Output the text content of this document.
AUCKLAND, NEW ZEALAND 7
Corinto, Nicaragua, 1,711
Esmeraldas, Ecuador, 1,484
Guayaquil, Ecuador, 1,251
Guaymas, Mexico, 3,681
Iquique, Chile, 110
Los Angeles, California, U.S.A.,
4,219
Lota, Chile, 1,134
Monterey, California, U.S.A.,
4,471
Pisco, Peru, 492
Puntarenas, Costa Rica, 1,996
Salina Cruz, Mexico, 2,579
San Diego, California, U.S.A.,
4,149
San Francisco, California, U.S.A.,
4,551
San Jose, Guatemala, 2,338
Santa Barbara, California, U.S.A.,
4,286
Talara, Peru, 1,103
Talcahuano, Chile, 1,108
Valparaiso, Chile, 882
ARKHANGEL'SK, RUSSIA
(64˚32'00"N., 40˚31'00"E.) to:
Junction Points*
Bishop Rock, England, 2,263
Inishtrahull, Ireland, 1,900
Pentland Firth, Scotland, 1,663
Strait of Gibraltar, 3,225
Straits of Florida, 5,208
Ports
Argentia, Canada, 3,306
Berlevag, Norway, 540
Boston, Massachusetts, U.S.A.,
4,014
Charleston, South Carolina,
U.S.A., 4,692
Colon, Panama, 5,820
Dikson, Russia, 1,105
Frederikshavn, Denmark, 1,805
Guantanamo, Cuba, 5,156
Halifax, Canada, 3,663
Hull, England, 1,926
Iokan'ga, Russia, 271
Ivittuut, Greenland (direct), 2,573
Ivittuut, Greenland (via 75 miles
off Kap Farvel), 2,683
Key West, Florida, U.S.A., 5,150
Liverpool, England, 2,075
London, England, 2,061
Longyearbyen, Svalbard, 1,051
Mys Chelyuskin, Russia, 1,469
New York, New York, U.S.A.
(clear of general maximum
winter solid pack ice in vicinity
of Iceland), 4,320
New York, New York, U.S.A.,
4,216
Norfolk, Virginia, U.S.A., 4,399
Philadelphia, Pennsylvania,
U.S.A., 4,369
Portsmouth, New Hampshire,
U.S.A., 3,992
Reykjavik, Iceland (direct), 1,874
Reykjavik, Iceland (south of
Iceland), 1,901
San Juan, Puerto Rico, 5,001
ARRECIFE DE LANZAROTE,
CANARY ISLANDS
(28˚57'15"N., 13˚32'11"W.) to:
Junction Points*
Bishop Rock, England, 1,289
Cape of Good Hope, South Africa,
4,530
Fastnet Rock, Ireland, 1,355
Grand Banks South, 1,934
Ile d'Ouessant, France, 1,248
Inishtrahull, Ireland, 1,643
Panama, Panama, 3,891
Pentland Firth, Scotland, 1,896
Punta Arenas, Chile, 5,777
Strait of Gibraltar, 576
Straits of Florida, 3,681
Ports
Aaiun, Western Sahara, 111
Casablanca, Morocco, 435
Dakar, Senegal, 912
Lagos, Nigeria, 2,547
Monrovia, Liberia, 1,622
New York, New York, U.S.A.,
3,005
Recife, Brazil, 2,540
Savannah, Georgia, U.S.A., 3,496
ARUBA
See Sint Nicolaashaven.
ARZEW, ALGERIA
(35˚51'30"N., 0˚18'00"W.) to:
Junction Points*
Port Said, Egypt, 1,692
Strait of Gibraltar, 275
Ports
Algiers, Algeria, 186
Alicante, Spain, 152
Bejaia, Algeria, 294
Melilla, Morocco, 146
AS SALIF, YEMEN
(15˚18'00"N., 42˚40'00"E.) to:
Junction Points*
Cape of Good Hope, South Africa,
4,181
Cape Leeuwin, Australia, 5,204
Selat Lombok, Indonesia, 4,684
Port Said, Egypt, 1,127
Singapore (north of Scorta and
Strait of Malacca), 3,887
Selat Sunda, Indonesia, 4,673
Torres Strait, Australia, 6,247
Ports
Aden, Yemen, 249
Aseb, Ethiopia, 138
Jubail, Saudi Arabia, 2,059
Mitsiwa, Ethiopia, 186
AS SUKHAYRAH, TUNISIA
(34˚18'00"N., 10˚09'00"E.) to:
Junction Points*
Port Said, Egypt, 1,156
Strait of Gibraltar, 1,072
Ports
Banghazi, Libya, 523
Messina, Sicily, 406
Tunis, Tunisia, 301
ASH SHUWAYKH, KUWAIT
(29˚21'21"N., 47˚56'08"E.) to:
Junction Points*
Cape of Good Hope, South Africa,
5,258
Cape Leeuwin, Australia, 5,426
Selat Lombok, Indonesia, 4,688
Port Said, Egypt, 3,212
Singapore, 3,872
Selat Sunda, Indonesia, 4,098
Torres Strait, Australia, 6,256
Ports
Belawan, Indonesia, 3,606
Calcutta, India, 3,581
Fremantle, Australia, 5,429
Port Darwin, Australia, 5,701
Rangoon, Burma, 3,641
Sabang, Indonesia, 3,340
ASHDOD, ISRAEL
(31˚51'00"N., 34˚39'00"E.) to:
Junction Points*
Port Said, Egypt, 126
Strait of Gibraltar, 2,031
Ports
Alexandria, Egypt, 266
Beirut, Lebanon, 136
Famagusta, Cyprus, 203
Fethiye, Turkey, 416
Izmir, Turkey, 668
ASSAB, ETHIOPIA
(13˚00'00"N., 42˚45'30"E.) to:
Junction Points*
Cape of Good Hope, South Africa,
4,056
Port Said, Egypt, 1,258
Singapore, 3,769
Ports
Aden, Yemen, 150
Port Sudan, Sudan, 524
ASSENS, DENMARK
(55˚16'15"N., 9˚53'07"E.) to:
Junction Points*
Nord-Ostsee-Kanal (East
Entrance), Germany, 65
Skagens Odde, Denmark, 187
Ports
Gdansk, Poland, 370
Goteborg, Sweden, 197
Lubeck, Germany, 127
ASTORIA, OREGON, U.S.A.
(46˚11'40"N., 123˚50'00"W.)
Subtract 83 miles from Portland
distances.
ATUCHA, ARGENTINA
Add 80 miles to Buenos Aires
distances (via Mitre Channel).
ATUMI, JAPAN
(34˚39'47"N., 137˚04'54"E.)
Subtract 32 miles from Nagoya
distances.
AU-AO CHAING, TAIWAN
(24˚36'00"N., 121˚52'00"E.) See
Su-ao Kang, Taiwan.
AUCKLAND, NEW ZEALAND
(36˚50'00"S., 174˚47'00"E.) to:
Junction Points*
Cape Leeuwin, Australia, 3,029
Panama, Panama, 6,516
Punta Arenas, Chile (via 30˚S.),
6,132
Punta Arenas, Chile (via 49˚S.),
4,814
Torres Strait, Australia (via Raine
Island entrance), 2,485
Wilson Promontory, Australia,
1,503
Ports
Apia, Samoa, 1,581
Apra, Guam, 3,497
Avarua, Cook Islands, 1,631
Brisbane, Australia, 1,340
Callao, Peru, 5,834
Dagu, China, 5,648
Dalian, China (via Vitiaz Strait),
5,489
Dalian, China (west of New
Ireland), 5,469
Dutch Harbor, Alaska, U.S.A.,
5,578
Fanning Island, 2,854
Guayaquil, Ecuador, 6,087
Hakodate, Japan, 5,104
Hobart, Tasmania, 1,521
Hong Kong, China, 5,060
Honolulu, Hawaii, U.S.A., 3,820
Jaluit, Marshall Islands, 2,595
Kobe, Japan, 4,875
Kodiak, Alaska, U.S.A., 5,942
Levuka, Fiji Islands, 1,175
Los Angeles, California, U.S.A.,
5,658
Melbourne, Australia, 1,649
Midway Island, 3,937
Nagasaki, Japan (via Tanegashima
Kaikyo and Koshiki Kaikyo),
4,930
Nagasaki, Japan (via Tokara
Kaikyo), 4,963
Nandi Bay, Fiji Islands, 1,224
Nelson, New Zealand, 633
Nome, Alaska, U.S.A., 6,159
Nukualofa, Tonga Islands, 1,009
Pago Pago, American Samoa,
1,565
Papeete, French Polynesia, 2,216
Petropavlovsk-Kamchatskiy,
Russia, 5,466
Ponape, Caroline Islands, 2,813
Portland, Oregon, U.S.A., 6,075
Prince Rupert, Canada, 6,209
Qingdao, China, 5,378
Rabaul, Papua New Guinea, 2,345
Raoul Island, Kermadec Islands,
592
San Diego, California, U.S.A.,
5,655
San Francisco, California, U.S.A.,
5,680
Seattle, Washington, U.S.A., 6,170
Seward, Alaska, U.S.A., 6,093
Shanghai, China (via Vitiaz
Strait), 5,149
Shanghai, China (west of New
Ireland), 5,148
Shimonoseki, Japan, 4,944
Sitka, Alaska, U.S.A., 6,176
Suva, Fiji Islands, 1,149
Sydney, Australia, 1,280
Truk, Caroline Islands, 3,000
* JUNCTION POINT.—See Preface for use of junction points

──────────────────────────────

__STATED TASK__
Return the lines of the records that include the string "Germany".

__SOLUTION FOR THIS PROBLEM__
Entrance), Germany, 65
Lubeck, Germany, 127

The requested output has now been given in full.